• [The problem]
Tally all lines containing the word "positions". Give the number alone.

• [Data in this exercise]
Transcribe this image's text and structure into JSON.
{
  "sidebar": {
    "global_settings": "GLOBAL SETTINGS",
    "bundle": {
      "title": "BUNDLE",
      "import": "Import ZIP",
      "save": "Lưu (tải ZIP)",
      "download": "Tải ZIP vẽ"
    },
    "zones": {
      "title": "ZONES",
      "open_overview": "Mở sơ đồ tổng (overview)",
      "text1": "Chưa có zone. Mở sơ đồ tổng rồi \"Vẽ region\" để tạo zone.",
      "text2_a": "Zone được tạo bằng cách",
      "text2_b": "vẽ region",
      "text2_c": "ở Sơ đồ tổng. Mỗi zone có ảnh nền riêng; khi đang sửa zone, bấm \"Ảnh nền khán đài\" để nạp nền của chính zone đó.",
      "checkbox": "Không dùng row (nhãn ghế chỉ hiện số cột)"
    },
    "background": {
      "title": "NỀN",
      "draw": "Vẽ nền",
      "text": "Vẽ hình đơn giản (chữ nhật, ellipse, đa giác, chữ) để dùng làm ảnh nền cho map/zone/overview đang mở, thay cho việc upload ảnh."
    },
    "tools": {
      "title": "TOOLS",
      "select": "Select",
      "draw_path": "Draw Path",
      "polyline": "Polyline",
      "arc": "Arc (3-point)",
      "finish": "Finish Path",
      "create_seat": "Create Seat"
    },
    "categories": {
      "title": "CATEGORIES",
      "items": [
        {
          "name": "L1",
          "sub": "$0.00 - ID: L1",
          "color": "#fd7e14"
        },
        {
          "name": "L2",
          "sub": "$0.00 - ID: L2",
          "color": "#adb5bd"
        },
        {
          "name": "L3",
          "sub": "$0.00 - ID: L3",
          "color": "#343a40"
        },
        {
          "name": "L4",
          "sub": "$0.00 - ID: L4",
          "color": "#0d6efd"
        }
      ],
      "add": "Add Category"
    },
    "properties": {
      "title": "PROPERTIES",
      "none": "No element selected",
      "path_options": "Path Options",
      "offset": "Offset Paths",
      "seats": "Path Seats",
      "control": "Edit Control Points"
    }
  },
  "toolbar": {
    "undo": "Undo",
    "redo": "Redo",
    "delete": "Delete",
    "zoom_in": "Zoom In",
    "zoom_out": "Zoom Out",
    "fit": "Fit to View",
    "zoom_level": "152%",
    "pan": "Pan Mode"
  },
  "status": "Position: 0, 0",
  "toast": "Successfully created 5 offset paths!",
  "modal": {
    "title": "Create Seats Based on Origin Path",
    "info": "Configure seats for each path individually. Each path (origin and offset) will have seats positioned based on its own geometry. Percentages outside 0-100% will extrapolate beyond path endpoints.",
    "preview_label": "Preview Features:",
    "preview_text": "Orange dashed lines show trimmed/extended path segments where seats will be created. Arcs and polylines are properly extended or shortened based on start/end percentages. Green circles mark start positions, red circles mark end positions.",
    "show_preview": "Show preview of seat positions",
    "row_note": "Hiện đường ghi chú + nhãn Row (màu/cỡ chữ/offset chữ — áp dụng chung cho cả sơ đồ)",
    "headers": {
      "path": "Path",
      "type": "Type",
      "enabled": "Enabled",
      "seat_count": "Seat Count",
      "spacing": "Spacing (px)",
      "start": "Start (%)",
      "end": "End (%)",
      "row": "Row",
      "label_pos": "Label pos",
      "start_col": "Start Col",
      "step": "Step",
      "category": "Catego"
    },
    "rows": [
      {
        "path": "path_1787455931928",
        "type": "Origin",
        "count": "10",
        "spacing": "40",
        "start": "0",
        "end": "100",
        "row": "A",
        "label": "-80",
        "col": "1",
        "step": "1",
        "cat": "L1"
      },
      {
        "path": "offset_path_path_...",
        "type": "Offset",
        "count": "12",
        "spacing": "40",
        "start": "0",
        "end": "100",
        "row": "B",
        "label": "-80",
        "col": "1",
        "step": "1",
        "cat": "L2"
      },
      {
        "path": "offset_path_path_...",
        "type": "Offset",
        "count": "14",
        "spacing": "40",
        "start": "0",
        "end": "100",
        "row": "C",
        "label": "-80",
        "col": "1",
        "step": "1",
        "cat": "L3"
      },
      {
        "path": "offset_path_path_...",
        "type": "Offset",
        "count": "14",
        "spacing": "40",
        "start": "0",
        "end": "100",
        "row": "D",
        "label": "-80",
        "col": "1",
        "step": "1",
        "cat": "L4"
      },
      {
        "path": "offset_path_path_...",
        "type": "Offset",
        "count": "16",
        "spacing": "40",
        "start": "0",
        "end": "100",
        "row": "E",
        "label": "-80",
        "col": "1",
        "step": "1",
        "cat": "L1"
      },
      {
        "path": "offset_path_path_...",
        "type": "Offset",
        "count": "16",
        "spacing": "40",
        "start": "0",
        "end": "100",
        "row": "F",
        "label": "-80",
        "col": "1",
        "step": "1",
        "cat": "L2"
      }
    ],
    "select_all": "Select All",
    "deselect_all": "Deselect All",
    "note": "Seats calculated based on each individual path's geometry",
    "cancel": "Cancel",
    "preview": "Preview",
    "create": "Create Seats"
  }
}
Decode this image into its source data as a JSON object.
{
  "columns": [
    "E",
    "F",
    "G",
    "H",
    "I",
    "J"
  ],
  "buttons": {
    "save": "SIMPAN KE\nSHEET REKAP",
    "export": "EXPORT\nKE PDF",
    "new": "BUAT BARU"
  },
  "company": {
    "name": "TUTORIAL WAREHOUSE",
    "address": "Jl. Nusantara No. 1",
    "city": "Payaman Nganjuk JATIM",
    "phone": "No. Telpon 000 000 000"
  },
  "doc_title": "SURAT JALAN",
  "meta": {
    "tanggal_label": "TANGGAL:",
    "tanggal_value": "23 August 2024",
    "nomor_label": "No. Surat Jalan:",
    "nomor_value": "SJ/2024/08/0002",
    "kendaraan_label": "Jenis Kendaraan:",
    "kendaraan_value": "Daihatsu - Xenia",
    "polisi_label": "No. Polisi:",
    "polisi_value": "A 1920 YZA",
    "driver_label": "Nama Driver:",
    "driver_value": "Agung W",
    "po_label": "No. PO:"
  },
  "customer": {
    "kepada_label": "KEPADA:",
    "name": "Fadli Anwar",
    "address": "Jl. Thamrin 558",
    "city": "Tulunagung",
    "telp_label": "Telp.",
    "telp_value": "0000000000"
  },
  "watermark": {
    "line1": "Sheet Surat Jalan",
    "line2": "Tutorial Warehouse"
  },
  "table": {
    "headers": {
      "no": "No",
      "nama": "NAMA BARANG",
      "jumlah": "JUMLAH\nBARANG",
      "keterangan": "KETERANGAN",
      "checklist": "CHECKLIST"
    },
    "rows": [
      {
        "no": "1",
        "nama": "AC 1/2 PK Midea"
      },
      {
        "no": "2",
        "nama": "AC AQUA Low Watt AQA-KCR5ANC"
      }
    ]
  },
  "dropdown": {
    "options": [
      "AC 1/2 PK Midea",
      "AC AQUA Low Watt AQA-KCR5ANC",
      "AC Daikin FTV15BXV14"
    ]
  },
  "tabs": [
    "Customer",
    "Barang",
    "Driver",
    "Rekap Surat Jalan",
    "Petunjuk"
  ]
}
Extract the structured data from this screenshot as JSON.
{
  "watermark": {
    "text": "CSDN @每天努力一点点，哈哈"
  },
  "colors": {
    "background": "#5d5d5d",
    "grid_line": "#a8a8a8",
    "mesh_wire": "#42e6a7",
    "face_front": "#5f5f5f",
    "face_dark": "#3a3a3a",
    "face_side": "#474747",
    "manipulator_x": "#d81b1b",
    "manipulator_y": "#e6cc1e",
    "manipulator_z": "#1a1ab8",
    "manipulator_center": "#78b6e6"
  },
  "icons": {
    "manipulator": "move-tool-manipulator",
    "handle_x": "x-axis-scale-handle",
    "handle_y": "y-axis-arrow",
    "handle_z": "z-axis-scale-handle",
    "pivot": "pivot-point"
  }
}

• [Written solution]
2